Extracto de la página:
******************************
También están las familias proletas que no tienen tiempo para nada y tienen que transportarse de un trabajo a otro o ganarle horas al día mientras el valioso tiempo se les va entre la casa y el lugar de trabajo-empleo-esclavitud (de Comas, kilómetro 22, al Centro de Lima hay casi dos horas de distancia; lo mismo que hay de Puente Piedra a la avenida Alfonso Ugarte). Entonces ocurre lo inevitable: siempre buscan los sitios del fondo para esquivar cualquier incomodidad −más para ellos, se entiende−, pero cuando no hay, se acomodan en los diferentes lugares que encuentren en el pasadizo o parados ahí mismo. Total, para satisfacer el hambre no hay posición ergonómica que valga y la vergüenza o delicatessen termina siendo una expresión protoburguesa ajena a la realidad. De este modo, Mamá Grande o Pelagia, la madre, de Gorki, la cabeza del hogar, quien a pesar de todo intenta que la familia siga siendo familia, reparte los táperes, las cucharas, la zarza de cebolla, y el bus se convierte en un restaurante sobre ruedas, en un momento de sosiego y reposición de energías para lo que queda del día. La clase trabajadora tiene derecho a sentarse a comer y departir en familia y disfrutar de tiempo de calidad, no importa que esto suceda dentro de una combi… Hasta que una frenada aparatosa metamorfosea la aparente calma y armonía en la Destrucción de Guernica de Picasso o en El triunfo de la muerte de Brueghel. La comida vuela por los aires en cámara lenta y el arroz o los tallarines van a parar a la cabeza de un calvo o en el push up de la señorita escort, y se arma el pandemónium, los gritos de valkiria, la semilla de las grandes revueltas, rebeliones y revoluciones que han sucedido en el mundo y que empezaron en algún lugar de la barriga cuyo nombre no quiero acordarme. Por eso Buda tenía razón al mirarse el ombligo, obnubilado y estragado, diciendo “Om” en posición de mudra con los dedos retorcidos. Y, por ello mismo, el fascista Manuel Azaña ordenó disparar directamente a la barriga a los anarquistas en plena revolución española.
El bus ballenero sigue avanzando, como una bestia descarrilada, engullendo todo lo que encuentra a su paso: empleados, obreros, charlatanes, mendigos, visitadores médicos, rateros, pirañitas, canillitas, rascadores de latas, saltimbanquis, recurseros,maquineros, etc., etc. Finalmente, como no lo pudo advertir Sloterdijk en sus tres Esferas ni como no lo pudieron prever los grandes chefs del boom gastroenterólogo: una digestión ocurre dentro de otra digestión.
******************************
Entradas proporcionadas:
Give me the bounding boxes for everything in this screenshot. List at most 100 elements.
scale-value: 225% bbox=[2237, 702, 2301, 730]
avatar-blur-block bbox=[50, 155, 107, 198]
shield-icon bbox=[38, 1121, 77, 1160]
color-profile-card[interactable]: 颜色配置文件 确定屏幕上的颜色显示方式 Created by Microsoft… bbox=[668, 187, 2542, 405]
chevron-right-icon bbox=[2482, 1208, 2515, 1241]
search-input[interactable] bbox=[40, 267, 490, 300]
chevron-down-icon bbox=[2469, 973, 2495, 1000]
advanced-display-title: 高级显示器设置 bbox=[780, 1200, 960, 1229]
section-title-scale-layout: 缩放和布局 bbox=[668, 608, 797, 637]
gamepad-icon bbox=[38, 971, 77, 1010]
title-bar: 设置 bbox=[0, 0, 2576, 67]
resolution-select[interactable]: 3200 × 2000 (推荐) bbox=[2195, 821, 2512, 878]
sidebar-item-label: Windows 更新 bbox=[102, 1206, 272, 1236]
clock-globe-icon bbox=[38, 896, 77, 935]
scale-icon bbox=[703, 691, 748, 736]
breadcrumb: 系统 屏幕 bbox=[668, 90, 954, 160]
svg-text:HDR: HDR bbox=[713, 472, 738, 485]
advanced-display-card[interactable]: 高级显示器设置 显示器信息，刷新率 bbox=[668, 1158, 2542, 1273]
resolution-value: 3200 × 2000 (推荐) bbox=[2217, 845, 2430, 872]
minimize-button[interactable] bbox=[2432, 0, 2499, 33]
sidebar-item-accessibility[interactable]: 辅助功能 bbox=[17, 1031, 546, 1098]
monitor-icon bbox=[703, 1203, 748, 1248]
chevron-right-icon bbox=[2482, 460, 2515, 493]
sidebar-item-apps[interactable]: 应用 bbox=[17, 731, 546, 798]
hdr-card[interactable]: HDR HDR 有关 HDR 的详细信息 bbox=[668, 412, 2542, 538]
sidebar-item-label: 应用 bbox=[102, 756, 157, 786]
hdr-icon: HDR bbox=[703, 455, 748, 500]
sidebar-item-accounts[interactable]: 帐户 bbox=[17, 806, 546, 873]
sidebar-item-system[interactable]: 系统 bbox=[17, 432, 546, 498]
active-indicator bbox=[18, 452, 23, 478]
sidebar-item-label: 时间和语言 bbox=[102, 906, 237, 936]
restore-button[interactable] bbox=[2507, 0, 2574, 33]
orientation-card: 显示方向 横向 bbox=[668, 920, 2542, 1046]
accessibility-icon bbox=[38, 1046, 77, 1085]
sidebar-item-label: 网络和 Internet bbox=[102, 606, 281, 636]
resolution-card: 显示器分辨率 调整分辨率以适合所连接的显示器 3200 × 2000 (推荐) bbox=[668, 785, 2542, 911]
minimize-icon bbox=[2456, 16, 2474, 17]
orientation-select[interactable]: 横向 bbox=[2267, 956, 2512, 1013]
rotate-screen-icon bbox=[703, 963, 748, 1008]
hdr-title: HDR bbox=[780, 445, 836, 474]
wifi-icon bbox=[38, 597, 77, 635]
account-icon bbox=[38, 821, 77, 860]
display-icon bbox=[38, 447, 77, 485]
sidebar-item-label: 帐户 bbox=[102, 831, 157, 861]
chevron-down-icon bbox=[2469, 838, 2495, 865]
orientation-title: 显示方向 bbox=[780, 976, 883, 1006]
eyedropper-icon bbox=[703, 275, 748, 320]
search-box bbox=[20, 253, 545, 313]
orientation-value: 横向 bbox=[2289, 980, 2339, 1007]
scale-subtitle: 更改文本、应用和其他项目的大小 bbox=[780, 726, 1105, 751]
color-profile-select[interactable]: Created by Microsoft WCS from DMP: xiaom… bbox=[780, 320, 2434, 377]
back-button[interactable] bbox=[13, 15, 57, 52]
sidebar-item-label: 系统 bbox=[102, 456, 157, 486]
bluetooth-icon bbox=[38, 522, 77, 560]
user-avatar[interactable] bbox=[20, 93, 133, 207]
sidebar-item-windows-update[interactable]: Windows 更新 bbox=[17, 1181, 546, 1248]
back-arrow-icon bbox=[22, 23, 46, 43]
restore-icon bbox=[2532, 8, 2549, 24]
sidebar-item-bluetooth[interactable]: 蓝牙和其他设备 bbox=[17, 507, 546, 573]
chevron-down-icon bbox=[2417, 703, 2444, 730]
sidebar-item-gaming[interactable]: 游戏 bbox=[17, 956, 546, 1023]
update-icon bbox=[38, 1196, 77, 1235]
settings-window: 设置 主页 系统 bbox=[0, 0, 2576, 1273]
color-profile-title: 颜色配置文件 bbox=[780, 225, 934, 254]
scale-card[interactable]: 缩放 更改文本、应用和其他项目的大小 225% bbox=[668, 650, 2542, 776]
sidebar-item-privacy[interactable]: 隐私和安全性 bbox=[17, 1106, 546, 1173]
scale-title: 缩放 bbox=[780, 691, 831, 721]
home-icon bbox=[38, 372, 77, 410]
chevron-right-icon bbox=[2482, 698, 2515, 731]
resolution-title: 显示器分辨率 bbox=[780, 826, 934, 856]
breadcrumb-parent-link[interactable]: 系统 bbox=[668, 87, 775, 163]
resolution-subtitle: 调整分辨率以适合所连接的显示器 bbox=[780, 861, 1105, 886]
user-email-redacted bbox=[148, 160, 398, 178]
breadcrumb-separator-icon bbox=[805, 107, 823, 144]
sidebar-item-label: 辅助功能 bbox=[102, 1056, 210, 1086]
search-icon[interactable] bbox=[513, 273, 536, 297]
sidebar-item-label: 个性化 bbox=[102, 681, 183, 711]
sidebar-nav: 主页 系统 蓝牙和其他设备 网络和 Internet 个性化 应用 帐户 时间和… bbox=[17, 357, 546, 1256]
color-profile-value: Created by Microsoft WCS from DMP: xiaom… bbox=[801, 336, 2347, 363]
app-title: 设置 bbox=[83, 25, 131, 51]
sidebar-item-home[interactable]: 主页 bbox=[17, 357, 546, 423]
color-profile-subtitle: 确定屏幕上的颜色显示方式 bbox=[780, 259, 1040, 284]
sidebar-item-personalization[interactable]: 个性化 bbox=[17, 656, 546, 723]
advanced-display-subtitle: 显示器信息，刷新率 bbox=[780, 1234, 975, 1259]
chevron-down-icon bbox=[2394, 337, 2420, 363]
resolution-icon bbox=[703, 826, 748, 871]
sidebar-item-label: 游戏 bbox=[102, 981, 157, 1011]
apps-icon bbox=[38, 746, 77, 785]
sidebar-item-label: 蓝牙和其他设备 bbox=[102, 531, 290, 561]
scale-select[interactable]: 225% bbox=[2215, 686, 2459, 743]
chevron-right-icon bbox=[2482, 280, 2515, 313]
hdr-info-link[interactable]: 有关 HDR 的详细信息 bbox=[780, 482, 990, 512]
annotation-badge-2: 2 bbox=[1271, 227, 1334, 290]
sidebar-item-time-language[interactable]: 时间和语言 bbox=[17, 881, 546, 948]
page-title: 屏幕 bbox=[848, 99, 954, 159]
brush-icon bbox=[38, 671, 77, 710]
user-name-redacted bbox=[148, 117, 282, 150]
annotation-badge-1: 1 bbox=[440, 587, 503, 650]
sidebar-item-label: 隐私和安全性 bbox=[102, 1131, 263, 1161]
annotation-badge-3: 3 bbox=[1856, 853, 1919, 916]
******************************
Descripción de la tarea:
Transcriba sin cambio alguno el pasaje del texto sobre el bus que comienza en las palabras "El bus ballenero" y concluye después de "de otra digestión.".

Resultado del ejercicio:
El bus ballenero sigue avanzando, como una bestia descarrilada, engullendo todo lo que encuentra a su paso: empleados, obreros, charlatanes, mendigos, visitadores médicos, rateros, pirañitas, canillitas, rascadores de latas, saltimbanquis, recurseros,maquineros, etc., etc. Finalmente, como no lo pudo advertir Sloterdijk en sus tres Esferas ni como no lo pudieron prever los grandes chefs del boom gastroenterólogo: una digestión ocurre dentro de otra digestión.